» Data for processing

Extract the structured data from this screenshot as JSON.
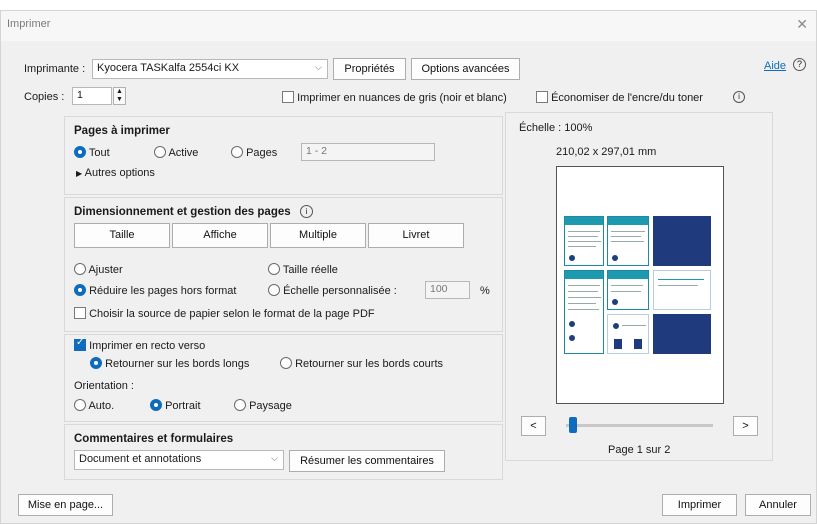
{
  "window": {
    "title": "Imprimer",
    "close_glyph": "✕"
  },
  "printer": {
    "label": "Imprimante :",
    "selected": "Kyocera TASKalfa 2554ci KX",
    "properties_button": "Propriétés",
    "advanced_button": "Options avancées",
    "help_link": "Aide",
    "help_icon": "?"
  },
  "copies": {
    "label": "Copies :",
    "value": "1"
  },
  "options": {
    "grayscale": "Imprimer en nuances de gris (noir et blanc)",
    "save_ink": "Économiser de l'encre/du toner",
    "info_icon": "i"
  },
  "pages": {
    "title": "Pages à imprimer",
    "all": "Tout",
    "active": "Active",
    "pages": "Pages",
    "range_placeholder": "1 - 2",
    "more": "Autres options"
  },
  "sizing": {
    "title": "Dimensionnement et gestion des pages",
    "info_icon": "i",
    "tabs": [
      "Taille",
      "Affiche",
      "Multiple",
      "Livret"
    ],
    "fit": "Ajuster",
    "actual": "Taille réelle",
    "shrink": "Réduire les pages hors format",
    "custom": "Échelle personnalisée :",
    "custom_value": "100",
    "custom_unit": "%",
    "paper_source": "Choisir la source de papier selon le format de la page PDF"
  },
  "duplex": {
    "label": "Imprimer en recto verso",
    "long_edge": "Retourner sur les bords longs",
    "short_edge": "Retourner sur les bords courts",
    "orientation_label": "Orientation :",
    "auto": "Auto.",
    "portrait": "Portrait",
    "landscape": "Paysage"
  },
  "comments": {
    "title": "Commentaires et formulaires",
    "selected": "Document et annotations",
    "summarize_button": "Résumer les commentaires"
  },
  "preview": {
    "scale": "Échelle : 100%",
    "size": "210,02 x 297,01 mm",
    "prev": "<",
    "next": ">",
    "page_indicator": "Page 1 sur 2",
    "page_position": 0.0
  },
  "footer": {
    "page_setup_button": "Mise en page...",
    "print_button": "Imprimer",
    "cancel_button": "Annuler"
  },
  "colors": {
    "accent": "#0f6cbd",
    "annotation_arrow": "#1aa3a3"
  }
}
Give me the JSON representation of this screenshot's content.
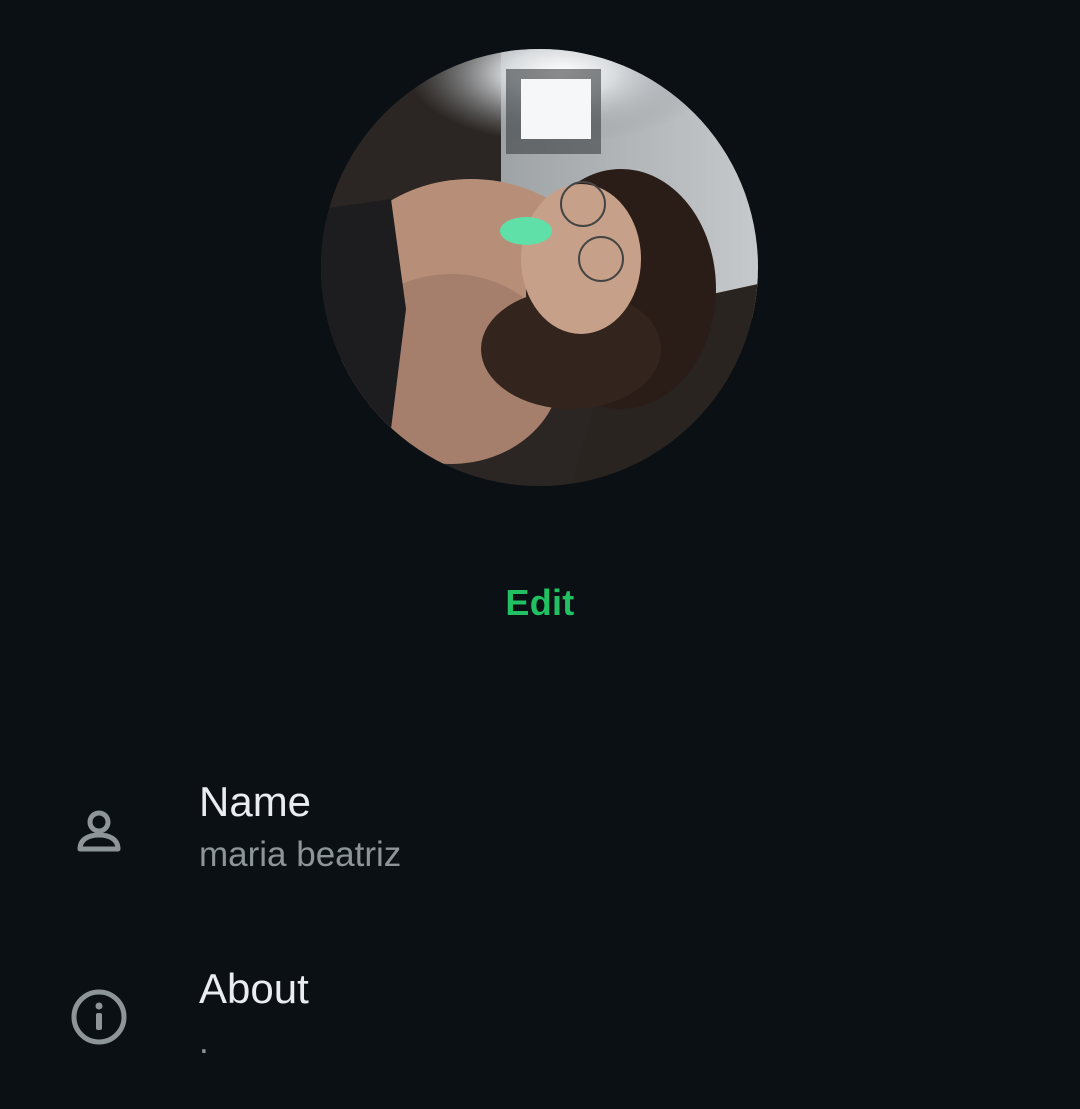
{
  "profile": {
    "photo_alt": "profile photo",
    "edit_label": "Edit"
  },
  "fields": {
    "name": {
      "icon": "person-icon",
      "label": "Name",
      "value": "maria beatriz"
    },
    "about": {
      "icon": "info-icon",
      "label": "About",
      "value": "."
    }
  },
  "colors": {
    "background": "#0b1014",
    "accent": "#21c063",
    "primary_text": "#e9edef",
    "secondary_text": "#8d9599",
    "icon": "#8d9599"
  }
}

» Description of the task
Repeat the data above exactly, but not the pictures.

» Solved exercise
Extract the structured data from this screenshot as JSON.
{
  "window": {
    "title": "Imprimer",
    "close_glyph": "✕"
  },
  "printer": {
    "label": "Imprimante :",
    "selected": "Kyocera TASKalfa 2554ci KX",
    "properties_button": "Propriétés",
    "advanced_button": "Options avancées",
    "help_link": "Aide",
    "help_icon": "?"
  },
  "copies": {
    "label": "Copies :",
    "value": "1"
  },
  "options": {
    "grayscale": "Imprimer en nuances de gris (noir et blanc)",
    "save_ink": "Économiser de l'encre/du toner",
    "info_icon": "i"
  },
  "pages": {
    "title": "Pages à imprimer",
    "all": "Tout",
    "active": "Active",
    "pages": "Pages",
    "range_placeholder": "1 - 2",
    "more": "Autres options"
  },
  "sizing": {
    "title": "Dimensionnement et gestion des pages",
    "info_icon": "i",
    "tabs": [
      "Taille",
      "Affiche",
      "Multiple",
      "Livret"
    ],
    "fit": "Ajuster",
    "actual": "Taille réelle",
    "shrink": "Réduire les pages hors format",
    "custom": "Échelle personnalisée :",
    "custom_value": "100",
    "custom_unit": "%",
    "paper_source": "Choisir la source de papier selon le format de la page PDF"
  },
  "duplex": {
    "label": "Imprimer en recto verso",
    "long_edge": "Retourner sur les bords longs",
    "short_edge": "Retourner sur les bords courts",
    "orientation_label": "Orientation :",
    "auto": "Auto.",
    "portrait": "Portrait",
    "landscape": "Paysage"
  },
  "comments": {
    "title": "Commentaires et formulaires",
    "selected": "Document et annotations",
    "summarize_button": "Résumer les commentaires"
  },
  "preview": {
    "scale": "Échelle : 100%",
    "size": "210,02 x 297,01 mm",
    "prev": "<",
    "next": ">",
    "page_indicator": "Page 1 sur 2",
    "page_position": 0.0
  },
  "footer": {
    "page_setup_button": "Mise en page...",
    "print_button": "Imprimer",
    "cancel_button": "Annuler"
  },
  "colors": {
    "accent": "#0f6cbd",
    "annotation_arrow": "#1aa3a3"
  }
}
Give me the JSON representation of this screenshot's content.
{
  "profile": {
    "photo_alt": "profile photo",
    "edit_label": "Edit"
  },
  "fields": {
    "name": {
      "icon": "person-icon",
      "label": "Name",
      "value": "maria beatriz"
    },
    "about": {
      "icon": "info-icon",
      "label": "About",
      "value": "."
    }
  },
  "colors": {
    "background": "#0b1014",
    "accent": "#21c063",
    "primary_text": "#e9edef",
    "secondary_text": "#8d9599",
    "icon": "#8d9599"
  }
}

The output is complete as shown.